DIRECTION: Retype the whole listing verbatim and keep the pictures out of it.

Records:

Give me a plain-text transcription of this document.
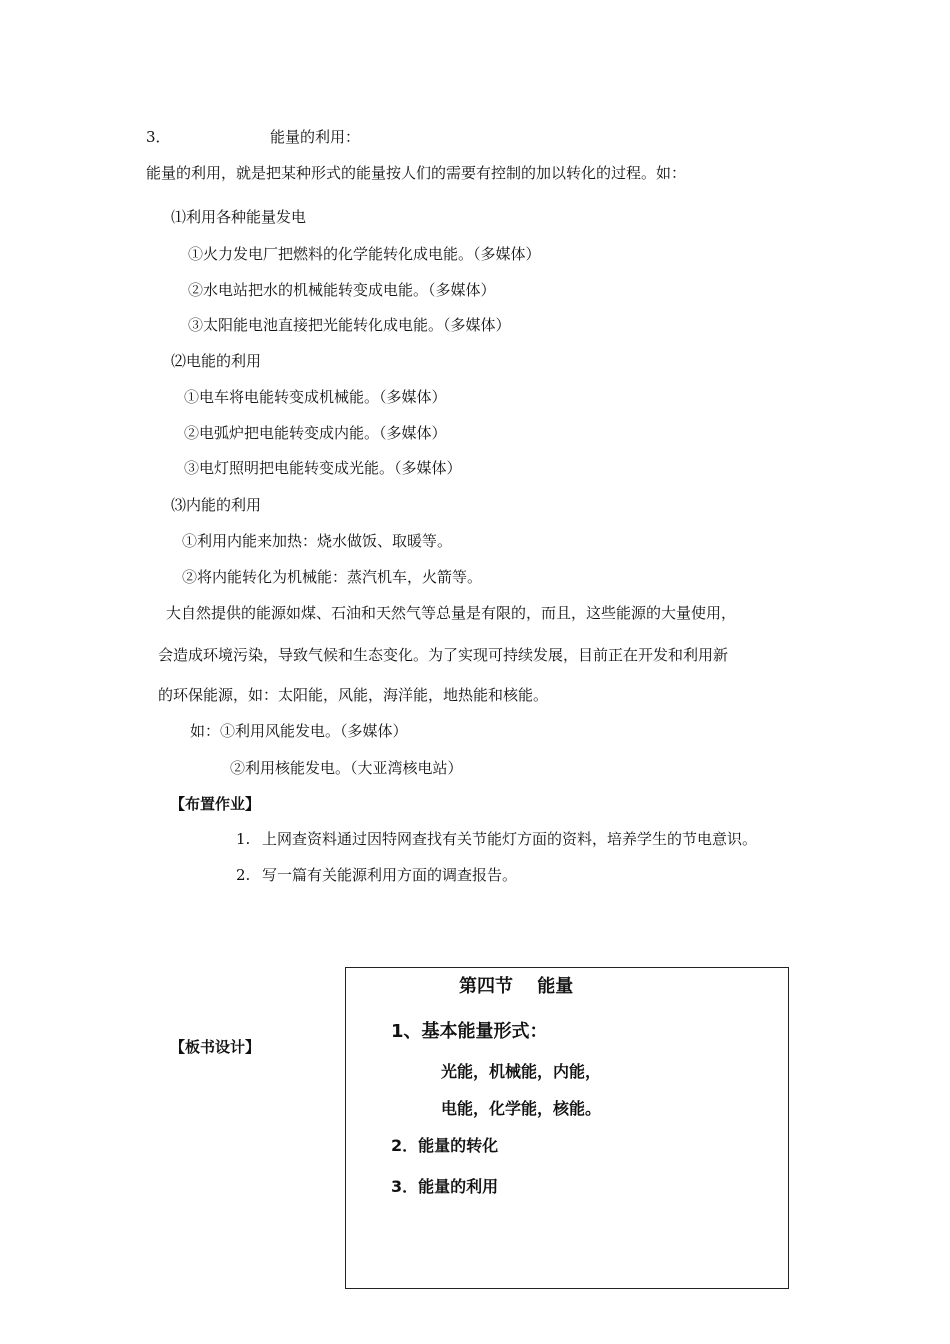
3．	能量的利用：
能量的利用，就是把某种形式的能量按人们的需要有控制的加以转化的过程。如：
⑴利用各种能量发电
①火力发电厂把燃料的化学能转化成电能。（多媒体）
②水电站把水的机械能转变成电能。（多媒体）
③太阳能电池直接把光能转化成电能。（多媒体）
⑵电能的利用
①电车将电能转变成机械能。（多媒体）
②电弧炉把电能转变成内能。（多媒体）
③电灯照明把电能转变成光能。（多媒体）
⑶内能的利用
①利用内能来加热：烧水做饭、取暖等。
②将内能转化为机械能：蒸汽机车，火箭等。
大自然提供的能源如煤、石油和天然气等总量是有限的，而且，这些能源的大量使用，
会造成环境污染，导致气候和生态变化。为了实现可持续发展，目前正在开发和利用新
的环保能源，如：太阳能，风能，海洋能，地热能和核能。
如：①利用风能发电。（多媒体）
②利用核能发电。（大亚湾核电站）
【布置作业】
1. 上网查资料通过因特网查找有关节能灯方面的资料，培养学生的节电意识。
2. 写一篇有关能源利用方面的调查报告。
【板书设计】
第四节　 能量
1、基本能量形式：
光能，机械能，内能，
电能，化学能，核能。
2．能量的转化
3．能量的利用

RESULT BELOW:
Give me a plain-text transcription of this document.
3．	能量的利用：
能量的利用，就是把某种形式的能量按人们的需要有控制的加以转化的过程。如：
⑴利用各种能量发电
①火力发电厂把燃料的化学能转化成电能。（多媒体）
②水电站把水的机械能转变成电能。（多媒体）
③太阳能电池直接把光能转化成电能。（多媒体）
⑵电能的利用
①电车将电能转变成机械能。（多媒体）
②电弧炉把电能转变成内能。（多媒体）
③电灯照明把电能转变成光能。（多媒体）
⑶内能的利用
①利用内能来加热：烧水做饭、取暖等。
②将内能转化为机械能：蒸汽机车，火箭等。
大自然提供的能源如煤、石油和天然气等总量是有限的，而且，这些能源的大量使用，
会造成环境污染，导致气候和生态变化。为了实现可持续发展，目前正在开发和利用新
的环保能源，如：太阳能，风能，海洋能，地热能和核能。
如：①利用风能发电。（多媒体）
②利用核能发电。（大亚湾核电站）
【布置作业】
1. 上网查资料通过因特网查找有关节能灯方面的资料，培养学生的节电意识。
2. 写一篇有关能源利用方面的调查报告。
【板书设计】
第四节　 能量
1、基本能量形式：
光能，机械能，内能，
电能，化学能，核能。
2．能量的转化
3．能量的利用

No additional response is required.